Requirements: Can you reproduce every one of the entries below word for word, leaving out the pictures?

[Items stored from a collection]
--------------------------------------------------

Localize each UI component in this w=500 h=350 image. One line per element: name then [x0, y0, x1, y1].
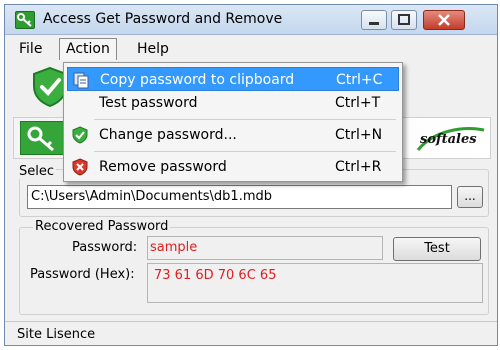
action-menu-dropdown: Copy password to clipboard Ctrl+C Test p… — [63, 62, 403, 182]
menu-separator — [94, 119, 396, 120]
database-path-input[interactable]: C:\Users\Admin\Documents\db1.mdb — [27, 185, 452, 209]
key-icon — [20, 121, 64, 155]
select-group-label: Selec — [17, 164, 57, 179]
password-hex-label: Password (Hex): — [30, 267, 135, 282]
green-shield-check-icon — [71, 126, 89, 144]
minimize-button[interactable] — [361, 10, 387, 30]
browse-button[interactable]: ... — [457, 186, 483, 208]
brand-logo: softales — [414, 124, 486, 154]
menu-help[interactable]: Help — [131, 39, 175, 59]
password-hex-field[interactable]: 73 61 6D 70 6C 65 — [147, 263, 483, 303]
menu-separator — [94, 151, 396, 152]
recovered-group-label: Recovered Password — [33, 219, 171, 234]
menu-action[interactable]: Action — [59, 38, 117, 60]
menu-item-remove-password[interactable]: Remove password Ctrl+R — [67, 155, 399, 179]
status-bar: Site Lisence — [5, 321, 497, 345]
menu-file[interactable]: File — [13, 39, 48, 59]
password-field[interactable]: sample — [147, 236, 383, 260]
password-label: Password: — [72, 240, 138, 255]
test-button[interactable]: Test — [393, 237, 481, 261]
maximize-button[interactable] — [391, 10, 417, 30]
menu-bar: File Action Help — [5, 36, 497, 60]
site-license-text: Site Lisence — [17, 327, 96, 342]
brand-text: softales — [420, 132, 477, 147]
red-shield-x-icon — [71, 158, 89, 176]
menu-item-change-password[interactable]: Change password... Ctrl+N — [67, 123, 399, 147]
title-bar[interactable]: Access Get Password and Remove — [5, 5, 497, 35]
app-key-icon — [15, 11, 35, 29]
clipboard-icon — [72, 71, 90, 89]
close-button[interactable] — [423, 10, 465, 30]
menu-item-copy-password[interactable]: Copy password to clipboard Ctrl+C — [67, 67, 399, 91]
window-title: Access Get Password and Remove — [43, 11, 283, 27]
menu-item-test-password[interactable]: Test password Ctrl+T — [67, 91, 399, 115]
app-window: Access Get Password and Remove File Acti… — [4, 4, 498, 346]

--------------------------------------------------

Full answer:
Localize each UI component in this w=500 h=350 image. One line per element: name then [x0, y0, x1, y1].
action-menu-dropdown: Copy password to clipboard Ctrl+C Test p… — [63, 62, 403, 182]
menu-separator — [94, 119, 396, 120]
database-path-input[interactable]: C:\Users\Admin\Documents\db1.mdb — [27, 185, 452, 209]
key-icon — [20, 121, 64, 155]
select-group-label: Selec — [17, 164, 57, 179]
password-hex-label: Password (Hex): — [30, 267, 135, 282]
green-shield-check-icon — [71, 126, 89, 144]
minimize-button[interactable] — [361, 10, 387, 30]
browse-button[interactable]: ... — [457, 186, 483, 208]
brand-logo: softales — [414, 124, 486, 154]
menu-help[interactable]: Help — [131, 39, 175, 59]
password-hex-field[interactable]: 73 61 6D 70 6C 65 — [147, 263, 483, 303]
menu-separator — [94, 151, 396, 152]
recovered-group-label: Recovered Password — [33, 219, 171, 234]
menu-action[interactable]: Action — [59, 38, 117, 60]
menu-item-remove-password[interactable]: Remove password Ctrl+R — [67, 155, 399, 179]
status-bar: Site Lisence — [5, 321, 497, 345]
menu-file[interactable]: File — [13, 39, 48, 59]
password-field[interactable]: sample — [147, 236, 383, 260]
password-label: Password: — [72, 240, 138, 255]
test-button[interactable]: Test — [393, 237, 481, 261]
maximize-button[interactable] — [391, 10, 417, 30]
menu-bar: File Action Help — [5, 36, 497, 60]
site-license-text: Site Lisence — [17, 327, 96, 342]
brand-text: softales — [420, 132, 477, 147]
red-shield-x-icon — [71, 158, 89, 176]
menu-item-change-password[interactable]: Change password... Ctrl+N — [67, 123, 399, 147]
title-bar[interactable]: Access Get Password and Remove — [5, 5, 497, 35]
app-key-icon — [15, 11, 35, 29]
clipboard-icon — [72, 71, 90, 89]
close-button[interactable] — [423, 10, 465, 30]
menu-item-copy-password[interactable]: Copy password to clipboard Ctrl+C — [67, 67, 399, 91]
window-title: Access Get Password and Remove — [43, 11, 283, 27]
menu-item-test-password[interactable]: Test password Ctrl+T — [67, 91, 399, 115]
app-window: Access Get Password and Remove File Acti… — [4, 4, 498, 346]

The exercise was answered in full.